■ What is being asked ■
Look through the lines and report how many include the word "空间设计", giving nothing but the number.

____________________

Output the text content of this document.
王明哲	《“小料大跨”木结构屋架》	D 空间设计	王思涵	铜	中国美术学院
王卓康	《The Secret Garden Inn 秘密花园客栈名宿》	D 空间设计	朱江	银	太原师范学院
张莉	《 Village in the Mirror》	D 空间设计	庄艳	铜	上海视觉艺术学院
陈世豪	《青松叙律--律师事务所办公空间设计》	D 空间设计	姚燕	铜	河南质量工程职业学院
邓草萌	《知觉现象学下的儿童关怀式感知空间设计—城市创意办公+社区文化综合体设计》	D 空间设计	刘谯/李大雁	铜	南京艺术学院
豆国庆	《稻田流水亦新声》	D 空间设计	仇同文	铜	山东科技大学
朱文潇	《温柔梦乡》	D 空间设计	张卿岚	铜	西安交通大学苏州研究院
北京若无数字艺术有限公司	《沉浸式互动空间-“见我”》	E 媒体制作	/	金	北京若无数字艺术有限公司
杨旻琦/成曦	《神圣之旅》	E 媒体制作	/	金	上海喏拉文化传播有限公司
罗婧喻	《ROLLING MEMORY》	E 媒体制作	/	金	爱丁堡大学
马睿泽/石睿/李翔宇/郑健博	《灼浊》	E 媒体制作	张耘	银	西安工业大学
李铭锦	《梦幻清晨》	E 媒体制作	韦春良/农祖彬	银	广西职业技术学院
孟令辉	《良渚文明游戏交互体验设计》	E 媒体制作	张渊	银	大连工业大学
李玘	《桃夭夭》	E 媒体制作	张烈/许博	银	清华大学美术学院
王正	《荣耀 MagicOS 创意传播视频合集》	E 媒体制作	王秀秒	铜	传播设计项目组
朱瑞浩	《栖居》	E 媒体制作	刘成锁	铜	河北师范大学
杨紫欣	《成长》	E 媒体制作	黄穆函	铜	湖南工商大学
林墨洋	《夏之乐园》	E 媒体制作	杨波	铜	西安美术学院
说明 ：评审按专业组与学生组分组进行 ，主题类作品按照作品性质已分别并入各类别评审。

____________________

■ Completed task ■
7